Data section:

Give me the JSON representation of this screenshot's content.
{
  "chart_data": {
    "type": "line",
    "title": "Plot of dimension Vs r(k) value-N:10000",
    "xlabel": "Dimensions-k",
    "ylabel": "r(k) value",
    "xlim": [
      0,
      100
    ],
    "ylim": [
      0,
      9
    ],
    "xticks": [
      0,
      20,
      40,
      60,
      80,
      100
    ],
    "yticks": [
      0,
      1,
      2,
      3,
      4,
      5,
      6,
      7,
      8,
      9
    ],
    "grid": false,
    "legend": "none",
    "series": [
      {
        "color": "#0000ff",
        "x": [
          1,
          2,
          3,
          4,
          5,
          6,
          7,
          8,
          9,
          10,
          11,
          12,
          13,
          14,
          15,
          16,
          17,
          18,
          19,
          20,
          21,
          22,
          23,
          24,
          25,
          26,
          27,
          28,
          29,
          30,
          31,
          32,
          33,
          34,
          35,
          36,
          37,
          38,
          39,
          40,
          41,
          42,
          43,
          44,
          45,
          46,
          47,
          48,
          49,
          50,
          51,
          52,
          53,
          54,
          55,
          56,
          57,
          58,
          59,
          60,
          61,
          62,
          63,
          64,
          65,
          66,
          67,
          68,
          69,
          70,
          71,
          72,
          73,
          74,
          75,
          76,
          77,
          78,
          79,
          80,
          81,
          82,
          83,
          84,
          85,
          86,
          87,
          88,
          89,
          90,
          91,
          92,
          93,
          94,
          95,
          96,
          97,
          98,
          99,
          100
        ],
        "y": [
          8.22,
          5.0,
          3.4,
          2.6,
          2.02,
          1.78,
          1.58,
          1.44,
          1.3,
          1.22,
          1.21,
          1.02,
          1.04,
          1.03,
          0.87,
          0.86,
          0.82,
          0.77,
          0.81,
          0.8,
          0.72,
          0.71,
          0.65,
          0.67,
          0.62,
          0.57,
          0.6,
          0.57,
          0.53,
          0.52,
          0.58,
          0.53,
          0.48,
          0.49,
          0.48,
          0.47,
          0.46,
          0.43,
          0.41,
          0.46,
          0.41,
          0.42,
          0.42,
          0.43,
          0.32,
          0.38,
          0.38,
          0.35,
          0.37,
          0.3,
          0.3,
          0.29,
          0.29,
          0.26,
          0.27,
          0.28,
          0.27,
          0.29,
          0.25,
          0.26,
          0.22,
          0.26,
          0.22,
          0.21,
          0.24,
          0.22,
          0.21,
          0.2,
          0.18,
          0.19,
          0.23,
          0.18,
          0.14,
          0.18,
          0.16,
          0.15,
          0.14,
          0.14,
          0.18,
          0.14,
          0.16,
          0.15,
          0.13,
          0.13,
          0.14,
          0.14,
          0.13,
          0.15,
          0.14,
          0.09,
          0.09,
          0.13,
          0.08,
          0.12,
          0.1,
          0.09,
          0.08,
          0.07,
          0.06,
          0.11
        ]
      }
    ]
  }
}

Task to carry out:
Gather each line that holds "value".

The output:
    "title": "Plot of dimension Vs r(k) value-N:10000",
    "ylabel": "r(k) value",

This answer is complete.